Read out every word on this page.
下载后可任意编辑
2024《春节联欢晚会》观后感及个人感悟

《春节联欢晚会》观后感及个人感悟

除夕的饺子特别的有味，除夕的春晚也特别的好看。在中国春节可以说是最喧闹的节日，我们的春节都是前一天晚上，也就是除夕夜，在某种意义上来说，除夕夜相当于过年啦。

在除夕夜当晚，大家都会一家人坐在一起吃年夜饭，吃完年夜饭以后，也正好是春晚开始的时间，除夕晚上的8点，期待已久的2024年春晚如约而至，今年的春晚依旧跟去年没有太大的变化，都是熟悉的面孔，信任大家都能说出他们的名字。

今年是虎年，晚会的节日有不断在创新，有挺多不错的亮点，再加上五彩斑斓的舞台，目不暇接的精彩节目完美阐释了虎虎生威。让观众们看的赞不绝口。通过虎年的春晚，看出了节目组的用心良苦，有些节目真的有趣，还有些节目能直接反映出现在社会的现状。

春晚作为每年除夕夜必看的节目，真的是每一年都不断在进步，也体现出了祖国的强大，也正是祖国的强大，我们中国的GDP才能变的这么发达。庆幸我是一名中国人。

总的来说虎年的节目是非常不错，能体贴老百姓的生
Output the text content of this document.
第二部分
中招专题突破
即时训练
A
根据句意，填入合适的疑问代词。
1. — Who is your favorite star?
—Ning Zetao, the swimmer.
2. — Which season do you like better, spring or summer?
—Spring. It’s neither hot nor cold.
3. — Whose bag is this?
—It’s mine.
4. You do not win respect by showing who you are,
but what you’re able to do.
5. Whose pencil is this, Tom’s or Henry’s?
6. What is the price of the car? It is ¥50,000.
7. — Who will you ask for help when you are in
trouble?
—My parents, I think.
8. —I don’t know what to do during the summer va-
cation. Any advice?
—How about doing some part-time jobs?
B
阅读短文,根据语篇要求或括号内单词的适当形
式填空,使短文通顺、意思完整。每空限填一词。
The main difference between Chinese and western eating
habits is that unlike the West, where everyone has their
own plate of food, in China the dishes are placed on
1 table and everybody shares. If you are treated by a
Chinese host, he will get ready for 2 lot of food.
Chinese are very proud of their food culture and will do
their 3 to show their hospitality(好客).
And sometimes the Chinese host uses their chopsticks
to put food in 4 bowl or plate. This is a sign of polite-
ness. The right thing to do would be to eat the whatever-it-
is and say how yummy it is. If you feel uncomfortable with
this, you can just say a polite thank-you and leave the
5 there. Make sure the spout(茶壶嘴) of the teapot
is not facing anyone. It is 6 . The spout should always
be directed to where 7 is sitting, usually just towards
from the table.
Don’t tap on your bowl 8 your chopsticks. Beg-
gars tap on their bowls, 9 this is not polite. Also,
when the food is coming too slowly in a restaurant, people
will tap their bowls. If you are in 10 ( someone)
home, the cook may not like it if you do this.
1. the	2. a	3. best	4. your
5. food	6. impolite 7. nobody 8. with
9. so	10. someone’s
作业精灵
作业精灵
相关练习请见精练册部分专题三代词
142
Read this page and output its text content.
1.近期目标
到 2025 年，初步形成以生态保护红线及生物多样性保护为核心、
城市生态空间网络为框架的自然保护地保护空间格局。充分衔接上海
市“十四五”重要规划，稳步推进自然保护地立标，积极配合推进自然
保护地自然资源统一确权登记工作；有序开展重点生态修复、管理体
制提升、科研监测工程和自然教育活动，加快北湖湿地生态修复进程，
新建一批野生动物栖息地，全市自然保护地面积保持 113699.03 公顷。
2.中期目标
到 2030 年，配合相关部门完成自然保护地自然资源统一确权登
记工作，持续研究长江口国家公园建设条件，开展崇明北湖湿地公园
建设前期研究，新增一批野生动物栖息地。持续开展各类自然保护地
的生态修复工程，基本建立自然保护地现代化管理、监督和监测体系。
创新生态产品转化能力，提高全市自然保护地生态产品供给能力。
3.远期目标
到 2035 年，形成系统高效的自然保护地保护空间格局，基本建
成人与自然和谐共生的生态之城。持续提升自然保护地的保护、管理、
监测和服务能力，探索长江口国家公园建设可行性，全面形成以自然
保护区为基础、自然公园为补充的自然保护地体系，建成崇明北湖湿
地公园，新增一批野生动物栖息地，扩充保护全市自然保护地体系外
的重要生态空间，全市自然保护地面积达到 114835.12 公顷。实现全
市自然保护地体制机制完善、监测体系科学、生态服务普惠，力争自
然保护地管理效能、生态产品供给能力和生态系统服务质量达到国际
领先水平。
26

DIRECTIONS:
Collect from the data above every line that includes "with".

COMPLETED TASK:
is and say how yummy it is. If you feel uncomfortable with
5. food	6. impolite 7. nobody 8. with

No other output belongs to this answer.